- Dataset excerpt -
◇ ◇ ◇

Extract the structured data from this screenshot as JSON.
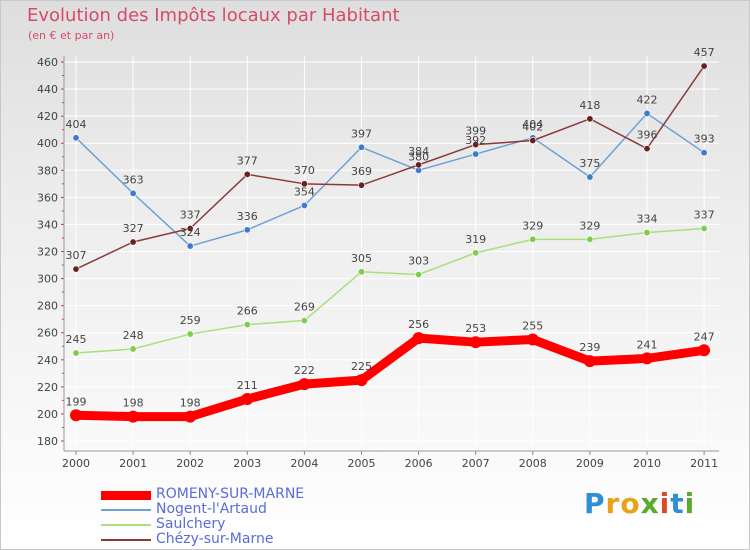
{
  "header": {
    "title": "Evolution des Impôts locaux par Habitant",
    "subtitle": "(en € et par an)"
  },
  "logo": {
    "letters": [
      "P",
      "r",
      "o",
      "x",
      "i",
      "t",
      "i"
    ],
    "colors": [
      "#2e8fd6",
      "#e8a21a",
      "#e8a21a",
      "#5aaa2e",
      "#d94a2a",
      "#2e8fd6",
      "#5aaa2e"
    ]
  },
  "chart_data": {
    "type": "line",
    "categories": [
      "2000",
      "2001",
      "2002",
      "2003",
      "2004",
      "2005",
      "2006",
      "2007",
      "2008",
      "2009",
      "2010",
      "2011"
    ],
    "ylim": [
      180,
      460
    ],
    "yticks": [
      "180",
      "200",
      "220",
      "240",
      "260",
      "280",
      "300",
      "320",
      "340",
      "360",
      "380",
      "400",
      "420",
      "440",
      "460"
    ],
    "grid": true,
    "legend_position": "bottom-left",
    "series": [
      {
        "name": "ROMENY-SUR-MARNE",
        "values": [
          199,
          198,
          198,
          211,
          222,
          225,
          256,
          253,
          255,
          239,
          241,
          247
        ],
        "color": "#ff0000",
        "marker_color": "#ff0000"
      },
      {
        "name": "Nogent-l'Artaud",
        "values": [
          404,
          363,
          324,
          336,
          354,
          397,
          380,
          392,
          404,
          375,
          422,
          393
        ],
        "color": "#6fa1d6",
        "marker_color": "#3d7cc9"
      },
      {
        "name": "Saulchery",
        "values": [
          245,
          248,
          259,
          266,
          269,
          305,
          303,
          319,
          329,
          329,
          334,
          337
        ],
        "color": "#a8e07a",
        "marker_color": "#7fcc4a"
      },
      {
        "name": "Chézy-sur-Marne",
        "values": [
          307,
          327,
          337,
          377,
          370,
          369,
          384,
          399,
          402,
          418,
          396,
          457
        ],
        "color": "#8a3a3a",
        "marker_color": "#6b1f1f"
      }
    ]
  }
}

◇ ◇ ◇

- What you are asked to do -
Return each line of the data, keeping its wording exact and omitting pictures.

- Response to the exercise -
Extract the structured data from this screenshot as JSON.
{
  "header": {
    "title": "Evolution des Impôts locaux par Habitant",
    "subtitle": "(en € et par an)"
  },
  "logo": {
    "letters": [
      "P",
      "r",
      "o",
      "x",
      "i",
      "t",
      "i"
    ],
    "colors": [
      "#2e8fd6",
      "#e8a21a",
      "#e8a21a",
      "#5aaa2e",
      "#d94a2a",
      "#2e8fd6",
      "#5aaa2e"
    ]
  },
  "chart_data": {
    "type": "line",
    "categories": [
      "2000",
      "2001",
      "2002",
      "2003",
      "2004",
      "2005",
      "2006",
      "2007",
      "2008",
      "2009",
      "2010",
      "2011"
    ],
    "ylim": [
      180,
      460
    ],
    "yticks": [
      "180",
      "200",
      "220",
      "240",
      "260",
      "280",
      "300",
      "320",
      "340",
      "360",
      "380",
      "400",
      "420",
      "440",
      "460"
    ],
    "grid": true,
    "legend_position": "bottom-left",
    "series": [
      {
        "name": "ROMENY-SUR-MARNE",
        "values": [
          199,
          198,
          198,
          211,
          222,
          225,
          256,
          253,
          255,
          239,
          241,
          247
        ],
        "color": "#ff0000",
        "marker_color": "#ff0000"
      },
      {
        "name": "Nogent-l'Artaud",
        "values": [
          404,
          363,
          324,
          336,
          354,
          397,
          380,
          392,
          404,
          375,
          422,
          393
        ],
        "color": "#6fa1d6",
        "marker_color": "#3d7cc9"
      },
      {
        "name": "Saulchery",
        "values": [
          245,
          248,
          259,
          266,
          269,
          305,
          303,
          319,
          329,
          329,
          334,
          337
        ],
        "color": "#a8e07a",
        "marker_color": "#7fcc4a"
      },
      {
        "name": "Chézy-sur-Marne",
        "values": [
          307,
          327,
          337,
          377,
          370,
          369,
          384,
          399,
          402,
          418,
          396,
          457
        ],
        "color": "#8a3a3a",
        "marker_color": "#6b1f1f"
      }
    ]
  }
}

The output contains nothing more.